=== DATA EXCERPTS ===
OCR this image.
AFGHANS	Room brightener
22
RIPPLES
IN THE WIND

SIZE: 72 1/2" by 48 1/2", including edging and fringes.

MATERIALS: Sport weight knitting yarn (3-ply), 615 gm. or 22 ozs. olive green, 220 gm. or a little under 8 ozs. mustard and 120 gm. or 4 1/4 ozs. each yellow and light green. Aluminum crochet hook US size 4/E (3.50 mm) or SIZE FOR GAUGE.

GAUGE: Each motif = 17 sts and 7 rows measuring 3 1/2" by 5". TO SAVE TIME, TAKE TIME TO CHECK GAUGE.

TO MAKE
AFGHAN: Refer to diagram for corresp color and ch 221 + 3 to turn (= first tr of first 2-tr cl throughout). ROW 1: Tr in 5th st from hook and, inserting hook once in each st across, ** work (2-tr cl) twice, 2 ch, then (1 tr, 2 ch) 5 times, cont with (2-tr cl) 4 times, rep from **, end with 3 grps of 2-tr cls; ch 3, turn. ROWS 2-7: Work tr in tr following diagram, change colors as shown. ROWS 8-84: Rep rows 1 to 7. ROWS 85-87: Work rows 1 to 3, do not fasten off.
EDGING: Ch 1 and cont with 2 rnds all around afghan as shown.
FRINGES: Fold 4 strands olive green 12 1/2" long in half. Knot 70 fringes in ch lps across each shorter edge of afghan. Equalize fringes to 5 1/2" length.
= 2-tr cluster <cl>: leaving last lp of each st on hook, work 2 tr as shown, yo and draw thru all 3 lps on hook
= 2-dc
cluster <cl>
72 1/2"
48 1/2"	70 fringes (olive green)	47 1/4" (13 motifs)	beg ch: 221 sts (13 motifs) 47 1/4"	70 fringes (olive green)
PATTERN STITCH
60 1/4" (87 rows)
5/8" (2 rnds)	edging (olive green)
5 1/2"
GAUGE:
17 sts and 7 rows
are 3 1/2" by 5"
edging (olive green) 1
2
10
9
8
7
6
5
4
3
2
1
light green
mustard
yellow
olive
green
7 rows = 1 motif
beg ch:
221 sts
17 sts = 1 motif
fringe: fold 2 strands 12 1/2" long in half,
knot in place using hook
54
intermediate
===
> PROBLEM TO WORK ON
Pull out all lines containing "half".

> RESULT
FRINGES: Fold 4 strands olive green 12 1/2" long in half. Knot 70 fringes in ch lps across each shorter edge of afghan. Equalize fringes to 5 1/2" length.
fringe: fold 2 strands 12 1/2" long in half,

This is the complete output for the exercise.